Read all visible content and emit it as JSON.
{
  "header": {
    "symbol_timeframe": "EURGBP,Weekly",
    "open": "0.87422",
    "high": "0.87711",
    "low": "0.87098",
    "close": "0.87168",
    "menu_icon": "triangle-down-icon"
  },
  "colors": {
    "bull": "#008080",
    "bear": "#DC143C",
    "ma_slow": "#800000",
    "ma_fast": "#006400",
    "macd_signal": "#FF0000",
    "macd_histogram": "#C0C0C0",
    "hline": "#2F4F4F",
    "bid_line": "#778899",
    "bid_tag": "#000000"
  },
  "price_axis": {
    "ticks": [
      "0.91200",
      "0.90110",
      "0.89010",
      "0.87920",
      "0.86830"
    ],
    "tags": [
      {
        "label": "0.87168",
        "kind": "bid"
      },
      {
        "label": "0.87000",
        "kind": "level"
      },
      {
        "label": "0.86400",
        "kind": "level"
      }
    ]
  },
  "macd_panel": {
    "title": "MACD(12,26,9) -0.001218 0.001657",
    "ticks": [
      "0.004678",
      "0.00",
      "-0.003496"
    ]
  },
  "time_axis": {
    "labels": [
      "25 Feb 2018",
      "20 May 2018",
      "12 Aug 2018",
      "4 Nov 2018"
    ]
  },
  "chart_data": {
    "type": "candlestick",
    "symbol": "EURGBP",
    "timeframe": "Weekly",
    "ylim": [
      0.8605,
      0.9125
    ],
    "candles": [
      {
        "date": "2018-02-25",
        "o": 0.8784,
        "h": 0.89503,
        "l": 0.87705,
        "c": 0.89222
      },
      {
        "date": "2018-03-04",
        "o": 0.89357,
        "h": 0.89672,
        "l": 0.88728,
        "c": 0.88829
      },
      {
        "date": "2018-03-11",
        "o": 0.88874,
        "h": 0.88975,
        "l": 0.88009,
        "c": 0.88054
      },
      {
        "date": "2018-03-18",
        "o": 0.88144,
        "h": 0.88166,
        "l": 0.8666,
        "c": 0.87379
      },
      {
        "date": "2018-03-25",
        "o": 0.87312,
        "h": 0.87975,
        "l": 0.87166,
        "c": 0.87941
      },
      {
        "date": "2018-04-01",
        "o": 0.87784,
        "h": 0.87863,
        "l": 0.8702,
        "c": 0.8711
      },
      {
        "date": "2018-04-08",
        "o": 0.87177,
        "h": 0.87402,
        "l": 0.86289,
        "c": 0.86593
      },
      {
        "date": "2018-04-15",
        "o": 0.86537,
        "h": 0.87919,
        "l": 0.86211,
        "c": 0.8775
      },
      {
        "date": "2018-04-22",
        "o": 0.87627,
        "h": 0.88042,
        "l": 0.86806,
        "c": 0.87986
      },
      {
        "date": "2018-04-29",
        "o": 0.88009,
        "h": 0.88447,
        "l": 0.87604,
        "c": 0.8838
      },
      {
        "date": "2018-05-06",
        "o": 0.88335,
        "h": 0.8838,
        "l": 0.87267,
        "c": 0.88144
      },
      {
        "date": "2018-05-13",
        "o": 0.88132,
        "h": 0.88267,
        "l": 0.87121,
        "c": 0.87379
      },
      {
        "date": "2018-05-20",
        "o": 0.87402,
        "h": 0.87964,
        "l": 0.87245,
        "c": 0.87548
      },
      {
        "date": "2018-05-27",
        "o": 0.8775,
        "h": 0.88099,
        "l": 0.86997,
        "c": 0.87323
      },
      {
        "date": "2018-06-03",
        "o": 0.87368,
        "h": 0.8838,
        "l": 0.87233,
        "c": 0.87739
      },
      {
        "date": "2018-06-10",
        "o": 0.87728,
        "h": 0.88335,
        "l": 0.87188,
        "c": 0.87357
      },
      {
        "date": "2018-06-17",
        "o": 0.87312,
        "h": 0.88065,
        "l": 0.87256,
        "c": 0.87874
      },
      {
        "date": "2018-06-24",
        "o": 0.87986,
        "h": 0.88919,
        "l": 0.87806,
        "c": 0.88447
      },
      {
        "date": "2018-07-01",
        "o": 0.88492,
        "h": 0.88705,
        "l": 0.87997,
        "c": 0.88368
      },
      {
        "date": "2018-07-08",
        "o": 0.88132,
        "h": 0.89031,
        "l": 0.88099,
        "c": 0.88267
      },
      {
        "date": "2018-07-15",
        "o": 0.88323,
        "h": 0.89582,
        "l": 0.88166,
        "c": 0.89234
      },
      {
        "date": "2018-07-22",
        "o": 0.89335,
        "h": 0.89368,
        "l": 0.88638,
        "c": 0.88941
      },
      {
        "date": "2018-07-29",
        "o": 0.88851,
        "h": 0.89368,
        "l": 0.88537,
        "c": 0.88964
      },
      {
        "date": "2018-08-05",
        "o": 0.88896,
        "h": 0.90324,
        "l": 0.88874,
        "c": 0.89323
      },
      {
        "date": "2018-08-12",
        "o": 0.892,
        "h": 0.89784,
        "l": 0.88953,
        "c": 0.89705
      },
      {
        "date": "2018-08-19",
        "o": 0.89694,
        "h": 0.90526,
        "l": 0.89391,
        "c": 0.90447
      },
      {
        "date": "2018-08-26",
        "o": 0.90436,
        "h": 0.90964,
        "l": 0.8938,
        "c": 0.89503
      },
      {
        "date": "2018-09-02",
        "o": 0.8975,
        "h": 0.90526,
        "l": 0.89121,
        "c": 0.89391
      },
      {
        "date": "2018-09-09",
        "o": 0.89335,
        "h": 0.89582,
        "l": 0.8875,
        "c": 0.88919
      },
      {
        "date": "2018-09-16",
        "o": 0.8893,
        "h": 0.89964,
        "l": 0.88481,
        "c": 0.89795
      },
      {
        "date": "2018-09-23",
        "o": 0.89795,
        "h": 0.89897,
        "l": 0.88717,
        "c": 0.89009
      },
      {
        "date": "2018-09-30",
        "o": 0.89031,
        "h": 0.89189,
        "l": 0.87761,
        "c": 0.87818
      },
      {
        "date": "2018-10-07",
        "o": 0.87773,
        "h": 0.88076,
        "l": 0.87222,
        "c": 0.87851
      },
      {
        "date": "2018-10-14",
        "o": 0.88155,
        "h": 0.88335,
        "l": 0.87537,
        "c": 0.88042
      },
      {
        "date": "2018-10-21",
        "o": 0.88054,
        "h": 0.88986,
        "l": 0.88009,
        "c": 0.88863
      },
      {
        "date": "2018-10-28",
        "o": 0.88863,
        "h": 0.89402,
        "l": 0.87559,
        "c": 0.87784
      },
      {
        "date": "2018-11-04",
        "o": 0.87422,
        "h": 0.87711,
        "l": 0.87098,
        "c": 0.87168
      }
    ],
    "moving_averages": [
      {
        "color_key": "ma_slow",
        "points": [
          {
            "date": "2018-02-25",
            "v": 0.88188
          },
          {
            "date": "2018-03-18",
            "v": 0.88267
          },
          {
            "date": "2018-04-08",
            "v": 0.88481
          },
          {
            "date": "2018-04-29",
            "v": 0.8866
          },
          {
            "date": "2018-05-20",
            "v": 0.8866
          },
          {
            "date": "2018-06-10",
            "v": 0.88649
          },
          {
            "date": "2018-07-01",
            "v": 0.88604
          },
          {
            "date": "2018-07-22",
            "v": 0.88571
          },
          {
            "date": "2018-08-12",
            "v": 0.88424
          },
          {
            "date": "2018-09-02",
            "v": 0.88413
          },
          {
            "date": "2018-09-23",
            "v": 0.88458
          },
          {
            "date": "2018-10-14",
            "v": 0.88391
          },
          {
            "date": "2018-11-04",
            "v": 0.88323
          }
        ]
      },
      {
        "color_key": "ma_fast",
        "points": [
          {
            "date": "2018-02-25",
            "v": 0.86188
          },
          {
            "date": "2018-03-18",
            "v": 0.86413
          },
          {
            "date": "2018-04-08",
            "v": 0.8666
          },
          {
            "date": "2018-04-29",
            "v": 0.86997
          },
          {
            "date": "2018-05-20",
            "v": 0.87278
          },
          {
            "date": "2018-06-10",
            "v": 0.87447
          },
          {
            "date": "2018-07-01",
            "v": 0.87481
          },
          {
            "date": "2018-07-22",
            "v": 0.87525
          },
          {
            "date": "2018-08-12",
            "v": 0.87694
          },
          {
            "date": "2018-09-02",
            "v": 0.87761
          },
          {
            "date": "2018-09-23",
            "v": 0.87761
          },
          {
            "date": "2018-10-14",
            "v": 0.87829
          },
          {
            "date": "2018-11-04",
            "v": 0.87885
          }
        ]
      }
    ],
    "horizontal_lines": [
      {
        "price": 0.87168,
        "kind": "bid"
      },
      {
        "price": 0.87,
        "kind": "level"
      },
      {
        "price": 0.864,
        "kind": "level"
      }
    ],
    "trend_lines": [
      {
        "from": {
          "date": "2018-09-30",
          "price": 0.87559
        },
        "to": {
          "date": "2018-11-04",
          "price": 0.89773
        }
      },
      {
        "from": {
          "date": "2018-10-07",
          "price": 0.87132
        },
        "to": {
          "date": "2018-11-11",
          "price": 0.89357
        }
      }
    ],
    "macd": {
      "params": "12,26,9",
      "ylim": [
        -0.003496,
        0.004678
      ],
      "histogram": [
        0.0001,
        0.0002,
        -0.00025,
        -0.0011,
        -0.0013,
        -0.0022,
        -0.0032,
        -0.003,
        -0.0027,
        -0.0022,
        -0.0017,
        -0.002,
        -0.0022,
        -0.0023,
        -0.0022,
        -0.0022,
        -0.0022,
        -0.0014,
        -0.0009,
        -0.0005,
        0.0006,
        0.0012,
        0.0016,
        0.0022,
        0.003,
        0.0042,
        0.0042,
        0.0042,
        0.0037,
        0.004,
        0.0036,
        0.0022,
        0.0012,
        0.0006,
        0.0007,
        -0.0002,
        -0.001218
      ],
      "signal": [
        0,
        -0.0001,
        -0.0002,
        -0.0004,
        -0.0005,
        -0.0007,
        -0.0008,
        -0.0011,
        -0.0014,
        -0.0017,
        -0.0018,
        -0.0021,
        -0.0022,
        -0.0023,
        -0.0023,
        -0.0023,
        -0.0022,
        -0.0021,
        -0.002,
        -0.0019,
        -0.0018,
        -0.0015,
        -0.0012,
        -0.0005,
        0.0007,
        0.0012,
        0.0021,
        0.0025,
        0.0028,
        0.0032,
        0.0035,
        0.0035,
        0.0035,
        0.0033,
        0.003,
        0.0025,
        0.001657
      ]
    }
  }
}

------------------------------

#### What the task requires
Identify and copy all lines with the word "Weekly".

#### Written solution
    "symbol_timeframe": "EURGBP,Weekly",
    "timeframe": "Weekly",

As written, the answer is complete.